Written task: Read the listing and extract each line that includes the word "Kolkata".

Records from a data collection
----------------------------------------

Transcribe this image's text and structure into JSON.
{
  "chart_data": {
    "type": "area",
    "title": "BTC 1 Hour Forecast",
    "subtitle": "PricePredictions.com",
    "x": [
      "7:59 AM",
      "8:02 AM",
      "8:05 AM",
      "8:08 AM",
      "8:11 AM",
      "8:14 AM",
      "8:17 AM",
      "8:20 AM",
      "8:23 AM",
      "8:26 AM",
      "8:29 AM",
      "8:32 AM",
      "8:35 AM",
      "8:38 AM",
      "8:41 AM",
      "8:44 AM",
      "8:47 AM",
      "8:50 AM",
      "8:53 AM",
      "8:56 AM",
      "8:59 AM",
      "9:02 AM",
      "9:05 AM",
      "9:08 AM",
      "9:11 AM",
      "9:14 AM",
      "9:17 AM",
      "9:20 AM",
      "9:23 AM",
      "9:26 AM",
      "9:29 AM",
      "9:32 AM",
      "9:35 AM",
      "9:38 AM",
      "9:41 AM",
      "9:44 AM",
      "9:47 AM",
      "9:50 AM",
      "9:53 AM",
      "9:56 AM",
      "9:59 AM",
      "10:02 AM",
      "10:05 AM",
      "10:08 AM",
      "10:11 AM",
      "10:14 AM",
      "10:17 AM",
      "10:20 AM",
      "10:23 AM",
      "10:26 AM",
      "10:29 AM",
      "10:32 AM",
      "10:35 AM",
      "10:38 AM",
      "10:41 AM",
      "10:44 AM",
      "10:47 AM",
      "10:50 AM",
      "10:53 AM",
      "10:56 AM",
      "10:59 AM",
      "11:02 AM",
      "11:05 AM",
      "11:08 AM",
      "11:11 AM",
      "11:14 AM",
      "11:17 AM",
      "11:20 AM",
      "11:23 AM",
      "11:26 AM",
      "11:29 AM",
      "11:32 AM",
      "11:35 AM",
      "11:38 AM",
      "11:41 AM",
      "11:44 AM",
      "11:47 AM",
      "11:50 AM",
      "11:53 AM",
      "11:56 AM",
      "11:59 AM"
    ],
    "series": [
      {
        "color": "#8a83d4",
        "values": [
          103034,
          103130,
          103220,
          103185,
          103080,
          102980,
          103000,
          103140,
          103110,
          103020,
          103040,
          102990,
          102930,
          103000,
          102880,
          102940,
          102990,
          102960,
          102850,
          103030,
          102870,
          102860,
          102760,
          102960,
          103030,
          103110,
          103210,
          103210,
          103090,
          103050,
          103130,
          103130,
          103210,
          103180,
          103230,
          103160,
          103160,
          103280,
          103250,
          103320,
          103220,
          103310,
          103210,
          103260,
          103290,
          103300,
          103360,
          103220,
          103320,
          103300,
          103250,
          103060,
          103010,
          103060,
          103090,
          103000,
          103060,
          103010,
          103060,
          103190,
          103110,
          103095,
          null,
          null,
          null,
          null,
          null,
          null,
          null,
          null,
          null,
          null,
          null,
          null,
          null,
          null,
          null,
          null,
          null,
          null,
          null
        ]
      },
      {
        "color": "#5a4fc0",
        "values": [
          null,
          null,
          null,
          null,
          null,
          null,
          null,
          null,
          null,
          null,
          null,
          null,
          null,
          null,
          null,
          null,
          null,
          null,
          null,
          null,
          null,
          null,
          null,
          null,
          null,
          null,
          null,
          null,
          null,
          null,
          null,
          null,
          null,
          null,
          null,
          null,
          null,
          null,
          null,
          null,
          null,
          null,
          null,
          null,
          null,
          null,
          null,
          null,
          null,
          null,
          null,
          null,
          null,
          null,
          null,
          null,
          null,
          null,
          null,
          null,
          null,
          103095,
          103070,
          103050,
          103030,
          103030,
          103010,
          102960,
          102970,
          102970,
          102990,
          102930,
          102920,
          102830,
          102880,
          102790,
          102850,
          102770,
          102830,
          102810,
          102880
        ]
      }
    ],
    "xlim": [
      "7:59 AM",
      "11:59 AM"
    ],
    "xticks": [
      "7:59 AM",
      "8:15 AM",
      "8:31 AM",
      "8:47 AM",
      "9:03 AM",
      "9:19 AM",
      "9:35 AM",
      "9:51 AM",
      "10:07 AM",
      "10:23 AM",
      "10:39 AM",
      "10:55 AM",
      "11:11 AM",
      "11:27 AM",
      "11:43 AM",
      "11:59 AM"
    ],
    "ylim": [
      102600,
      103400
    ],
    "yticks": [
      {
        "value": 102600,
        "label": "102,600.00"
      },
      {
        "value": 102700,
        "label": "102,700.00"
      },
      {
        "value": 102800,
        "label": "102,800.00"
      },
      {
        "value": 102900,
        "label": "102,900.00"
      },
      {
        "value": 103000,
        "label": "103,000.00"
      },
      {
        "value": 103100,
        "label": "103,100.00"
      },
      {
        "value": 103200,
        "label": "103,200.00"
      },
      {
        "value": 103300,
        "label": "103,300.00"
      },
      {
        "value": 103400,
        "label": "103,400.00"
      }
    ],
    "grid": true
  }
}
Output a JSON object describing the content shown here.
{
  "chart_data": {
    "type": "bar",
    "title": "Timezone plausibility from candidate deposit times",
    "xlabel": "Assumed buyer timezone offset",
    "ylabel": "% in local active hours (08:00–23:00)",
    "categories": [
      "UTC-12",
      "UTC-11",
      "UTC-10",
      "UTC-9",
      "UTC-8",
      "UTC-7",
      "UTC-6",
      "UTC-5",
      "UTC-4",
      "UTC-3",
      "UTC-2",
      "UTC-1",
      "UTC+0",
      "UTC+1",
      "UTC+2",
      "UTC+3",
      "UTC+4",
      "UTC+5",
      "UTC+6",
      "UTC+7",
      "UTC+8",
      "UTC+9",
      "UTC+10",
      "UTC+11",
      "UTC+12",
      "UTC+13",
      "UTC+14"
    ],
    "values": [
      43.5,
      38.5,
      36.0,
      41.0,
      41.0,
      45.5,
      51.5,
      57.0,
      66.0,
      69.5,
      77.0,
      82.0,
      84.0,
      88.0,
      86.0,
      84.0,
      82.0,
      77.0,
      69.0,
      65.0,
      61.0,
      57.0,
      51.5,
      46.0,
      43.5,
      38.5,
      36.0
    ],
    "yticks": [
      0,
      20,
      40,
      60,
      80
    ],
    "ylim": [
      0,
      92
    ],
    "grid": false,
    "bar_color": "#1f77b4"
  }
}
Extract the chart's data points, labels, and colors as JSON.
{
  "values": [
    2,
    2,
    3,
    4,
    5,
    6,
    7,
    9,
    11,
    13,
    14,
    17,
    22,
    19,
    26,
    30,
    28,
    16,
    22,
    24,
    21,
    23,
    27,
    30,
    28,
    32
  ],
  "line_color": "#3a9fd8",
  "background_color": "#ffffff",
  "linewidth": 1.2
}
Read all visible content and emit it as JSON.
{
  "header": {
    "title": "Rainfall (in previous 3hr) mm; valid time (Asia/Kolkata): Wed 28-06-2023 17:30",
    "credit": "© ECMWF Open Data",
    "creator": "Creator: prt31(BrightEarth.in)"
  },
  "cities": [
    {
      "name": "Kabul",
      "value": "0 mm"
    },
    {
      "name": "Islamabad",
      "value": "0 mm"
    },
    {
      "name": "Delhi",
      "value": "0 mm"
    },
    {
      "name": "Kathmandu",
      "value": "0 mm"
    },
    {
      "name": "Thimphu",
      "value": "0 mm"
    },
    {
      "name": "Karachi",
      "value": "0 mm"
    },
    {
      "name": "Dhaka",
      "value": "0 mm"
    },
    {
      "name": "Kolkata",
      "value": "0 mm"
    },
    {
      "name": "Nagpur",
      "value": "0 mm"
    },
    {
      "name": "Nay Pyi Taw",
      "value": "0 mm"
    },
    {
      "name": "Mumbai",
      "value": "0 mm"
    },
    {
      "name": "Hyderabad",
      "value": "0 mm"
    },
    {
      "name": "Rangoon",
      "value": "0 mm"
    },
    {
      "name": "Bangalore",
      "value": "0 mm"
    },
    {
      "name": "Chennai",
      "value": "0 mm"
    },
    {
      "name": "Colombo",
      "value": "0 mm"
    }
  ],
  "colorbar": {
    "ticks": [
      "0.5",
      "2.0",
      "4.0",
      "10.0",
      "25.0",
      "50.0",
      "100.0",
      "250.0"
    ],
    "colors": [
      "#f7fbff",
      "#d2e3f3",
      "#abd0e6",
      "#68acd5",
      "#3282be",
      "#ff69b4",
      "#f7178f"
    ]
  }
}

----------------------------------------

Output below:
    "title": "Rainfall (in previous 3hr) mm; valid time (Asia/Kolkata): Wed 28-06-2023 17:30",
      "name": "Kolkata",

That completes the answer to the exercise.